▼

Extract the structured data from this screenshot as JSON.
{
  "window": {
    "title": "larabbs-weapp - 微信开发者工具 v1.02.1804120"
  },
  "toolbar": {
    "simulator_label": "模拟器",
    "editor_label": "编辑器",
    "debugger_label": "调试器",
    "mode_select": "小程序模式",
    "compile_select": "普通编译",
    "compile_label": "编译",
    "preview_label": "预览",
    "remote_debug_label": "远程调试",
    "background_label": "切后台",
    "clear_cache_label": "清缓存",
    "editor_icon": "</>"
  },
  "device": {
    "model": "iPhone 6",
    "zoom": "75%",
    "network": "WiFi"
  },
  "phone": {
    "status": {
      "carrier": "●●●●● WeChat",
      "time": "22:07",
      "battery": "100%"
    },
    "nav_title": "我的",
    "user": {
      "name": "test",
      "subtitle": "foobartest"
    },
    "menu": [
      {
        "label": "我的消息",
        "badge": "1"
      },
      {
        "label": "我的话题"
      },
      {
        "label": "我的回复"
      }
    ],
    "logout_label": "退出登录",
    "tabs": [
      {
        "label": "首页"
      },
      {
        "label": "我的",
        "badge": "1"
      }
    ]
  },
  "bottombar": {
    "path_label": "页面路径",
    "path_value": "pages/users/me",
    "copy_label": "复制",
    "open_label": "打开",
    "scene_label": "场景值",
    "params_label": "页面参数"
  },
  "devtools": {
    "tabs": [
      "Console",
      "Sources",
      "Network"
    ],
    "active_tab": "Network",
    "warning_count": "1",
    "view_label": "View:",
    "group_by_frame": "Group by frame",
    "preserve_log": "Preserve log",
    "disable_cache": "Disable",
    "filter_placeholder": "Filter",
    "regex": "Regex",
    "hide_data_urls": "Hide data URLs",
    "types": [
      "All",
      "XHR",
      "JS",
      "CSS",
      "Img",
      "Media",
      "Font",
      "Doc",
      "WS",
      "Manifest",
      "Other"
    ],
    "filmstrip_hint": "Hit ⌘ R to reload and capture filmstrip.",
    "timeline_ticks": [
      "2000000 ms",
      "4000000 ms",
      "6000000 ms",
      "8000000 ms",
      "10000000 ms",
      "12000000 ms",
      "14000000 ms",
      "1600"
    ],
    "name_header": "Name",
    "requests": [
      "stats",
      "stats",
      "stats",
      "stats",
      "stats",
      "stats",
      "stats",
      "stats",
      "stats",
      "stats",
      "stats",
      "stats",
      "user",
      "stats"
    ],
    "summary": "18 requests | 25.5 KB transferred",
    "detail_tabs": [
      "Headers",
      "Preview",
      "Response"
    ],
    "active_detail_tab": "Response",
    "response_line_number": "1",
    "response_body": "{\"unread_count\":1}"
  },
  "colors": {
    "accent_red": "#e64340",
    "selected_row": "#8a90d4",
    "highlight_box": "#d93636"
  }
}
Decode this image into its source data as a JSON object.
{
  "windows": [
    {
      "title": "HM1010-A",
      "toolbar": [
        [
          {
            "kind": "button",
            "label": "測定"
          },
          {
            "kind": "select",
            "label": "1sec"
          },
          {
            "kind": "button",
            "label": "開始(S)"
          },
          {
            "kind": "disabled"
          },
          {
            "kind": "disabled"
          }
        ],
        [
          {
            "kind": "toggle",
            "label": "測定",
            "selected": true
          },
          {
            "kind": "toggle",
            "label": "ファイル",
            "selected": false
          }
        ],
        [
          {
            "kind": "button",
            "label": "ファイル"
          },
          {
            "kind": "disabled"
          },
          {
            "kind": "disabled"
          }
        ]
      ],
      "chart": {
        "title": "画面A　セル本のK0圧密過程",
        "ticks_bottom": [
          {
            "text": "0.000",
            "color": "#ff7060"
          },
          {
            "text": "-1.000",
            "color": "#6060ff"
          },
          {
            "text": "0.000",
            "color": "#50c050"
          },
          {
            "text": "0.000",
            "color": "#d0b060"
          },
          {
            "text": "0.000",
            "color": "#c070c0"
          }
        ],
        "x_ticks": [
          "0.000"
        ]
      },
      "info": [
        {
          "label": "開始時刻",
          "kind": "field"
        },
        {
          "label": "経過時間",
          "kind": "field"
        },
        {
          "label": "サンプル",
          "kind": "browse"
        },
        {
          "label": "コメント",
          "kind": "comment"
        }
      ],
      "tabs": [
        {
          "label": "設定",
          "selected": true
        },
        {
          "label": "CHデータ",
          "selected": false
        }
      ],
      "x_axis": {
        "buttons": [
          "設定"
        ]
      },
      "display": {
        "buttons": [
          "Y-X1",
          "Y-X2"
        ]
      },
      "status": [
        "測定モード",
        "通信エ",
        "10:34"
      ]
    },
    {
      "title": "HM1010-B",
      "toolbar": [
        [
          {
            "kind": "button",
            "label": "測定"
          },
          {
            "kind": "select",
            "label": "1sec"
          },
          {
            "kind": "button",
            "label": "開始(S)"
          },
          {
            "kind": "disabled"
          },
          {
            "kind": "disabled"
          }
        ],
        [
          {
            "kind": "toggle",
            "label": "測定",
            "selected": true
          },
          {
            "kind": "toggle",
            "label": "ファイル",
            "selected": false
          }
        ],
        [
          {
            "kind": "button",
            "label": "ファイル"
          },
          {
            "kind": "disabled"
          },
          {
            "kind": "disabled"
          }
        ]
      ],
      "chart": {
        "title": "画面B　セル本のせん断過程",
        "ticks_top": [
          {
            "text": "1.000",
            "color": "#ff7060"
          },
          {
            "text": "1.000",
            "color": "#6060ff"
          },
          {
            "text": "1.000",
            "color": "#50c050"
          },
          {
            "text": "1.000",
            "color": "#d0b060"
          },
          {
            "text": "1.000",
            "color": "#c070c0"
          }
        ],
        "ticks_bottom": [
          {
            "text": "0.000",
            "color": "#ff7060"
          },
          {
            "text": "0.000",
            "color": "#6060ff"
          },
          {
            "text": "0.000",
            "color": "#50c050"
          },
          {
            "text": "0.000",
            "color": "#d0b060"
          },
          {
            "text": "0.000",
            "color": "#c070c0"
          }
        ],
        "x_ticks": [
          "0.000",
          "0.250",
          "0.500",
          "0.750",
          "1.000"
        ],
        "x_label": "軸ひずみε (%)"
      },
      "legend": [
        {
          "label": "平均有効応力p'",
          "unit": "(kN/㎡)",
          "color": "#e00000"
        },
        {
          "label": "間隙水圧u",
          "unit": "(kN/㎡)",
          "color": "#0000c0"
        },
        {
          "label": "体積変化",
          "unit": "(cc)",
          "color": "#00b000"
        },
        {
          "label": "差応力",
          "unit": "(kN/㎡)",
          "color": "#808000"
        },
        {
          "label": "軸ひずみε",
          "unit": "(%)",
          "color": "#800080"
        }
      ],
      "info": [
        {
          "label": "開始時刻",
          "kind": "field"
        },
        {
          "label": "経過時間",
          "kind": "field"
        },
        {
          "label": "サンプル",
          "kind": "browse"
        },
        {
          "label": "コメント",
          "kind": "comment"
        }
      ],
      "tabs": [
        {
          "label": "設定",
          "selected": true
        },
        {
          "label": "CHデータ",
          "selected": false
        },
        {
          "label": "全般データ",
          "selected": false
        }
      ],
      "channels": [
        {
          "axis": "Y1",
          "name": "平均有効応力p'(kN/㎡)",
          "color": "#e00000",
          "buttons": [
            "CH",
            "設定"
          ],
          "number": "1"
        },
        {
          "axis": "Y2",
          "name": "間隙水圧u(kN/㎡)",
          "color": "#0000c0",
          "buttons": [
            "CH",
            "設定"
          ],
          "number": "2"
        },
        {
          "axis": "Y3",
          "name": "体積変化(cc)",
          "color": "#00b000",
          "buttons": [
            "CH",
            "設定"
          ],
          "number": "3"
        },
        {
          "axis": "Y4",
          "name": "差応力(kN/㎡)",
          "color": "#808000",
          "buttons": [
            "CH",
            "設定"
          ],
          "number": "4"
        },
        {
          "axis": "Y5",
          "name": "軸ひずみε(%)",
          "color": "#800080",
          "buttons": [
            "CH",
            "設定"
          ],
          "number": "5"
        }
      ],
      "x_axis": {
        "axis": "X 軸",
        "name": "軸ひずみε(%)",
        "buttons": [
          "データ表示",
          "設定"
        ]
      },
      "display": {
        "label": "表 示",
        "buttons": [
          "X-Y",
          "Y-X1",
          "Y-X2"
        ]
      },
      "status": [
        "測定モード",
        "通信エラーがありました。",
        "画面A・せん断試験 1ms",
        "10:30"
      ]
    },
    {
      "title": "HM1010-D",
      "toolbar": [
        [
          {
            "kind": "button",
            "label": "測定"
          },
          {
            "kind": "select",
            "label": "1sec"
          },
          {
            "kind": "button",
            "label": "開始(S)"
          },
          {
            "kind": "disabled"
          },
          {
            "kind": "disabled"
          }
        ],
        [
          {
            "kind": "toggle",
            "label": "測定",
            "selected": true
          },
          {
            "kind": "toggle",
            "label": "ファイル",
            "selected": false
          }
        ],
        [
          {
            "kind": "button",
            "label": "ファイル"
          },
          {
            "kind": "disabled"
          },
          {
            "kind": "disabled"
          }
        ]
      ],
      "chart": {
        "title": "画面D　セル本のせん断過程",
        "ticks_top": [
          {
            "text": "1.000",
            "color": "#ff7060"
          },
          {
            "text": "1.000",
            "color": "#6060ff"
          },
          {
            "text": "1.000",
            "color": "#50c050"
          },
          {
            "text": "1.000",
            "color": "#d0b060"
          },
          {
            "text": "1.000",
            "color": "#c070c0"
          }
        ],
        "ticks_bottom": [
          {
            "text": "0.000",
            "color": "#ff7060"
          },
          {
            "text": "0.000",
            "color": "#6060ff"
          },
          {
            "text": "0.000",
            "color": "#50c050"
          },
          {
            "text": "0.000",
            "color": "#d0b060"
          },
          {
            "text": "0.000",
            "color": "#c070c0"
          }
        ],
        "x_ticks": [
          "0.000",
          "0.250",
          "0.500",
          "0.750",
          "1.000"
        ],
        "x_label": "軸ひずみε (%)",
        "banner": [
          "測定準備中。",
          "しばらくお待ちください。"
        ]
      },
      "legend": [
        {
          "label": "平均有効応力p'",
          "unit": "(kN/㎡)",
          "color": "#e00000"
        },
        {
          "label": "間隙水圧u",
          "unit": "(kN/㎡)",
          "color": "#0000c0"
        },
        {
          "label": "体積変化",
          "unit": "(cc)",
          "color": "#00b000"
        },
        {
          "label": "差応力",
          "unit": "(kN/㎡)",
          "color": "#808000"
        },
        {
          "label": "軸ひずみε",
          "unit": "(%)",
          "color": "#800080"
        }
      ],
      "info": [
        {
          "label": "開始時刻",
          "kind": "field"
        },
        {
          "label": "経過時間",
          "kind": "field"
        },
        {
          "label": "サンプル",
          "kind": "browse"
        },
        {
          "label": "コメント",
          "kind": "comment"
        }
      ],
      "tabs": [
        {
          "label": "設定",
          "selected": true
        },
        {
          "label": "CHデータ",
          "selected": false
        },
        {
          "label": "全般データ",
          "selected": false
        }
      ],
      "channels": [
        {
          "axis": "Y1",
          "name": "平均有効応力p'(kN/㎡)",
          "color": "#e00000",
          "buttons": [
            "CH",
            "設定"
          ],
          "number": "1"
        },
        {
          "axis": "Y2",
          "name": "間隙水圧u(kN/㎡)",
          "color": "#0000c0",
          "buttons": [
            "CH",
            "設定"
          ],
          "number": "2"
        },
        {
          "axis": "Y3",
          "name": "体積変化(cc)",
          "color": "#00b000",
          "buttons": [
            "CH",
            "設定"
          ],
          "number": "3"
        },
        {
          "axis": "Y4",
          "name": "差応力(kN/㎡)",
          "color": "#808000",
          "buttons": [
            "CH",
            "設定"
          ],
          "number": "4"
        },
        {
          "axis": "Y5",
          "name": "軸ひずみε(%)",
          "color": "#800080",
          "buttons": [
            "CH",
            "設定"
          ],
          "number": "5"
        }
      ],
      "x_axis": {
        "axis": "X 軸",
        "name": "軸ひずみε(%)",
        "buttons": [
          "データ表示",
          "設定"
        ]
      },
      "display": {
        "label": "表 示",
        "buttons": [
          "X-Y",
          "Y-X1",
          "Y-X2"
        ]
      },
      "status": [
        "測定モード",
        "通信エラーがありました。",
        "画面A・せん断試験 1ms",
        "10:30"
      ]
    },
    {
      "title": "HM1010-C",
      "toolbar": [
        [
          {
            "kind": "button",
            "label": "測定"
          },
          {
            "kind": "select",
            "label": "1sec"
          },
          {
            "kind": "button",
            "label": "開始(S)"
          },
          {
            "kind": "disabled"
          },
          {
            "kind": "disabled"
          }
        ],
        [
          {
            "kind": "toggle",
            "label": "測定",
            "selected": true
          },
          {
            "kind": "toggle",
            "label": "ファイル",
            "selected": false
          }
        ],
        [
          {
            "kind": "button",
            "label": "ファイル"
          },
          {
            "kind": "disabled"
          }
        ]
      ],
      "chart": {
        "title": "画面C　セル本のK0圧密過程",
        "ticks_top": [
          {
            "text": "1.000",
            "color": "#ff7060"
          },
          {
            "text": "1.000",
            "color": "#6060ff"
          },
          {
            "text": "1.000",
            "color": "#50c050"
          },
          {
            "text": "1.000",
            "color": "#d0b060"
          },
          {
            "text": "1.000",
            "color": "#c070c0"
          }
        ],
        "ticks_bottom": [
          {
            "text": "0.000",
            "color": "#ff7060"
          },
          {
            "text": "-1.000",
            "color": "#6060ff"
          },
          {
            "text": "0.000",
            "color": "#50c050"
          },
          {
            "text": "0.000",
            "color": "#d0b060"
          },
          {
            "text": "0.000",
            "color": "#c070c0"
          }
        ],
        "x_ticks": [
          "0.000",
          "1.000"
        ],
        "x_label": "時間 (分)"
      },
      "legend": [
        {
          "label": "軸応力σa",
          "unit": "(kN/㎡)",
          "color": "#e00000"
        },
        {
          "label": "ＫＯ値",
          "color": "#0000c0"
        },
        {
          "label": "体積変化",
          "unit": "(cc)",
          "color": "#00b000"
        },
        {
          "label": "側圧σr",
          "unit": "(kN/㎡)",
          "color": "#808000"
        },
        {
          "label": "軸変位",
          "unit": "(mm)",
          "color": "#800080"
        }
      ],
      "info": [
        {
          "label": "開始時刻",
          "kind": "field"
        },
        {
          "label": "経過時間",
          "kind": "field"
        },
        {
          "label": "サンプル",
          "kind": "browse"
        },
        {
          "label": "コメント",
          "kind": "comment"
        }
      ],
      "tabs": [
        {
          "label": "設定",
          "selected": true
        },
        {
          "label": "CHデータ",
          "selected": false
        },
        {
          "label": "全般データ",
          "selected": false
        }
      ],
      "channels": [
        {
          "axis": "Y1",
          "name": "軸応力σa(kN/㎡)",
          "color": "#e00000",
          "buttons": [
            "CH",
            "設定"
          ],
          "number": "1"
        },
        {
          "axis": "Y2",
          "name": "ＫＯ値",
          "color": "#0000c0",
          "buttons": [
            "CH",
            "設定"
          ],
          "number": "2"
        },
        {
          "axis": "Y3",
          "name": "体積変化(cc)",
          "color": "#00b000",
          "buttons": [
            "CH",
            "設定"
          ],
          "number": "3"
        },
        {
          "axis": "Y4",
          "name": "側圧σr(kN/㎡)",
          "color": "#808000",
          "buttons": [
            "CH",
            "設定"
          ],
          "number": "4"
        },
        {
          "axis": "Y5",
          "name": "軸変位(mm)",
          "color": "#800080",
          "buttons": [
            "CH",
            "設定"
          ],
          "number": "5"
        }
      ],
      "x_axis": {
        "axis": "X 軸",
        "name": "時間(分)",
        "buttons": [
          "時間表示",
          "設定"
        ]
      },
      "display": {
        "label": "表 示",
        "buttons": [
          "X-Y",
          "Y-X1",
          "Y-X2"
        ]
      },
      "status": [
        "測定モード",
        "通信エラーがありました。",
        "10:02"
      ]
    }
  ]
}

▲

In the listing, find each line with the string "data" and copy it.

■ **EXERCISE RESULT**:
Extract the structured data from this screenshot as JSON.
    "hide_data_urls": "Hide data URLs",
Decode this image into its source data as a JSON object.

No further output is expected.